Stated problem: Retype each record shown below, leaving every character as it is.

Data shown:
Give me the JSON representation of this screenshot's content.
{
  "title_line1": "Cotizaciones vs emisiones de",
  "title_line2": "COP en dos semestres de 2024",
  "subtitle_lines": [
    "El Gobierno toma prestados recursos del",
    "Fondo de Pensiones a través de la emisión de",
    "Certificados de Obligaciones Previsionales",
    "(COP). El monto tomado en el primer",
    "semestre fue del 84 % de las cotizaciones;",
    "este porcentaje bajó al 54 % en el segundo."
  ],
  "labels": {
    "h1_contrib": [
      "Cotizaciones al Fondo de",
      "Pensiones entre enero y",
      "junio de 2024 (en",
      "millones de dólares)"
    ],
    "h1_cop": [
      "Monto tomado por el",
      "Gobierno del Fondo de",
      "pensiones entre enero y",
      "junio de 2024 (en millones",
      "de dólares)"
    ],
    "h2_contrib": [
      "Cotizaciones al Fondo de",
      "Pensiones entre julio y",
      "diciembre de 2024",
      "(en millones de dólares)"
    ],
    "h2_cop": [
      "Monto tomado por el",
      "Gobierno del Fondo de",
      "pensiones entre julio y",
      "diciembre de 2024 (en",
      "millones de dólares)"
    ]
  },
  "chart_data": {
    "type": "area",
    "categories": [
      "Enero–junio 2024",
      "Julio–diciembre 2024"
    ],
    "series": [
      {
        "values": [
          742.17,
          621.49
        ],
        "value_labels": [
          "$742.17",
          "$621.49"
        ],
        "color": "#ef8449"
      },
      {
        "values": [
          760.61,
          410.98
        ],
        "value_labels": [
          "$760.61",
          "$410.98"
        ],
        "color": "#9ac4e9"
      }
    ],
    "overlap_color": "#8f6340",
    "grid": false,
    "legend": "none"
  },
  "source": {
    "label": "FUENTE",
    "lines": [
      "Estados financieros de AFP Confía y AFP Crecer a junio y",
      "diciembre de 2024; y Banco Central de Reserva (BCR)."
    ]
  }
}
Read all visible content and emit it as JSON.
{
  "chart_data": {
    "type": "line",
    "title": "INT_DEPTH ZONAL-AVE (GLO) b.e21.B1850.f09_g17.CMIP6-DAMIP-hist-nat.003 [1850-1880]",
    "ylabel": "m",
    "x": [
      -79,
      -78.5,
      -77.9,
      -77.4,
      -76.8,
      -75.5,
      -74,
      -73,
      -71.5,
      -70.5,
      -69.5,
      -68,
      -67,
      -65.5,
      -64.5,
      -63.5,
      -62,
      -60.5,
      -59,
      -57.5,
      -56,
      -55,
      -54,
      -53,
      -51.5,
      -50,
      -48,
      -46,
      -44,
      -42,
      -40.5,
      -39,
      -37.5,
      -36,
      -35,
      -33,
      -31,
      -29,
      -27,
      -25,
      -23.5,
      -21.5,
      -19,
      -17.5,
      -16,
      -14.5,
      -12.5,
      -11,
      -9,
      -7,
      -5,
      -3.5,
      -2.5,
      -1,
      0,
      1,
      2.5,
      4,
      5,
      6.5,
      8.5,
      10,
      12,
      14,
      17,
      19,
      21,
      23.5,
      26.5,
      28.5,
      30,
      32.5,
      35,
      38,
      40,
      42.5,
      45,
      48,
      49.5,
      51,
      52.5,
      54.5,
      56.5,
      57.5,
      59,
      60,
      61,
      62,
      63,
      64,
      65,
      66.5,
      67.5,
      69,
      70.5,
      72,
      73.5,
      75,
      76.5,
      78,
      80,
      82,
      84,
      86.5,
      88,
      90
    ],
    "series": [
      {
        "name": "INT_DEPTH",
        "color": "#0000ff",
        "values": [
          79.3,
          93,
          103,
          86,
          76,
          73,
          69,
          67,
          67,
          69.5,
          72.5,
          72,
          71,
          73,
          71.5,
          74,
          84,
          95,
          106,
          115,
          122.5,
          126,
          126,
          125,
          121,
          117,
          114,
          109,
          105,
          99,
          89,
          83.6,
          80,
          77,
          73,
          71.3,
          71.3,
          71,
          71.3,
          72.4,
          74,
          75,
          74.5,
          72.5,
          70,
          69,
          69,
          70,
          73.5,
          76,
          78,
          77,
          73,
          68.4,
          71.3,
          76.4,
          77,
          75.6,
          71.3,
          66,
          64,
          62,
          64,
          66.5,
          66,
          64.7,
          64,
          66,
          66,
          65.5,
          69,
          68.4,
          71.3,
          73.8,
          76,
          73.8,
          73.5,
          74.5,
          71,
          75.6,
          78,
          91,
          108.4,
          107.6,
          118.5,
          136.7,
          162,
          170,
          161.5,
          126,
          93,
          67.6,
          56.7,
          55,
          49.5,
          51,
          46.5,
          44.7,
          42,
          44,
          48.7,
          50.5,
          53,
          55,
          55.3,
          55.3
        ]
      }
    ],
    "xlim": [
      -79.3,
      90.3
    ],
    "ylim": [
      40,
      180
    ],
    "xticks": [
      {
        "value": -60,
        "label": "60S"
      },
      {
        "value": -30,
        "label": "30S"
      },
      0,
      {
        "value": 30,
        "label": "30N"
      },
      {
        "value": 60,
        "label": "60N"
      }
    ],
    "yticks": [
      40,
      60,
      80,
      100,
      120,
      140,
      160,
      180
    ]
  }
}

Complete response:
Give me the JSON representation of this screenshot's content.
{
  "title_line1": "Cotizaciones vs emisiones de",
  "title_line2": "COP en dos semestres de 2024",
  "subtitle_lines": [
    "El Gobierno toma prestados recursos del",
    "Fondo de Pensiones a través de la emisión de",
    "Certificados de Obligaciones Previsionales",
    "(COP). El monto tomado en el primer",
    "semestre fue del 84 % de las cotizaciones;",
    "este porcentaje bajó al 54 % en el segundo."
  ],
  "labels": {
    "h1_contrib": [
      "Cotizaciones al Fondo de",
      "Pensiones entre enero y",
      "junio de 2024 (en",
      "millones de dólares)"
    ],
    "h1_cop": [
      "Monto tomado por el",
      "Gobierno del Fondo de",
      "pensiones entre enero y",
      "junio de 2024 (en millones",
      "de dólares)"
    ],
    "h2_contrib": [
      "Cotizaciones al Fondo de",
      "Pensiones entre julio y",
      "diciembre de 2024",
      "(en millones de dólares)"
    ],
    "h2_cop": [
      "Monto tomado por el",
      "Gobierno del Fondo de",
      "pensiones entre julio y",
      "diciembre de 2024 (en",
      "millones de dólares)"
    ]
  },
  "chart_data": {
    "type": "area",
    "categories": [
      "Enero–junio 2024",
      "Julio–diciembre 2024"
    ],
    "series": [
      {
        "values": [
          742.17,
          621.49
        ],
        "value_labels": [
          "$742.17",
          "$621.49"
        ],
        "color": "#ef8449"
      },
      {
        "values": [
          760.61,
          410.98
        ],
        "value_labels": [
          "$760.61",
          "$410.98"
        ],
        "color": "#9ac4e9"
      }
    ],
    "overlap_color": "#8f6340",
    "grid": false,
    "legend": "none"
  },
  "source": {
    "label": "FUENTE",
    "lines": [
      "Estados financieros de AFP Confía y AFP Crecer a junio y",
      "diciembre de 2024; y Banco Central de Reserva (BCR)."
    ]
  }
}
Read all visible content and emit it as JSON.
{
  "chart_data": {
    "type": "line",
    "title": "INT_DEPTH ZONAL-AVE (GLO) b.e21.B1850.f09_g17.CMIP6-DAMIP-hist-nat.003 [1850-1880]",
    "ylabel": "m",
    "x": [
      -79,
      -78.5,
      -77.9,
      -77.4,
      -76.8,
      -75.5,
      -74,
      -73,
      -71.5,
      -70.5,
      -69.5,
      -68,
      -67,
      -65.5,
      -64.5,
      -63.5,
      -62,
      -60.5,
      -59,
      -57.5,
      -56,
      -55,
      -54,
      -53,
      -51.5,
      -50,
      -48,
      -46,
      -44,
      -42,
      -40.5,
      -39,
      -37.5,
      -36,
      -35,
      -33,
      -31,
      -29,
      -27,
      -25,
      -23.5,
      -21.5,
      -19,
      -17.5,
      -16,
      -14.5,
      -12.5,
      -11,
      -9,
      -7,
      -5,
      -3.5,
      -2.5,
      -1,
      0,
      1,
      2.5,
      4,
      5,
      6.5,
      8.5,
      10,
      12,
      14,
      17,
      19,
      21,
      23.5,
      26.5,
      28.5,
      30,
      32.5,
      35,
      38,
      40,
      42.5,
      45,
      48,
      49.5,
      51,
      52.5,
      54.5,
      56.5,
      57.5,
      59,
      60,
      61,
      62,
      63,
      64,
      65,
      66.5,
      67.5,
      69,
      70.5,
      72,
      73.5,
      75,
      76.5,
      78,
      80,
      82,
      84,
      86.5,
      88,
      90
    ],
    "series": [
      {
        "name": "INT_DEPTH",
        "color": "#0000ff",
        "values": [
          79.3,
          93,
          103,
          86,
          76,
          73,
          69,
          67,
          67,
          69.5,
          72.5,
          72,
          71,
          73,
          71.5,
          74,
          84,
          95,
          106,
          115,
          122.5,
          126,
          126,
          125,
          121,
          117,
          114,
          109,
          105,
          99,
          89,
          83.6,
          80,
          77,
          73,
          71.3,
          71.3,
          71,
          71.3,
          72.4,
          74,
          75,
          74.5,
          72.5,
          70,
          69,
          69,
          70,
          73.5,
          76,
          78,
          77,
          73,
          68.4,
          71.3,
          76.4,
          77,
          75.6,
          71.3,
          66,
          64,
          62,
          64,
          66.5,
          66,
          64.7,
          64,
          66,
          66,
          65.5,
          69,
          68.4,
          71.3,
          73.8,
          76,
          73.8,
          73.5,
          74.5,
          71,
          75.6,
          78,
          91,
          108.4,
          107.6,
          118.5,
          136.7,
          162,
          170,
          161.5,
          126,
          93,
          67.6,
          56.7,
          55,
          49.5,
          51,
          46.5,
          44.7,
          42,
          44,
          48.7,
          50.5,
          53,
          55,
          55.3,
          55.3
        ]
      }
    ],
    "xlim": [
      -79.3,
      90.3
    ],
    "ylim": [
      40,
      180
    ],
    "xticks": [
      {
        "value": -60,
        "label": "60S"
      },
      {
        "value": -30,
        "label": "30S"
      },
      0,
      {
        "value": 30,
        "label": "30N"
      },
      {
        "value": 60,
        "label": "60N"
      }
    ],
    "yticks": [
      40,
      60,
      80,
      100,
      120,
      140,
      160,
      180
    ]
  }
}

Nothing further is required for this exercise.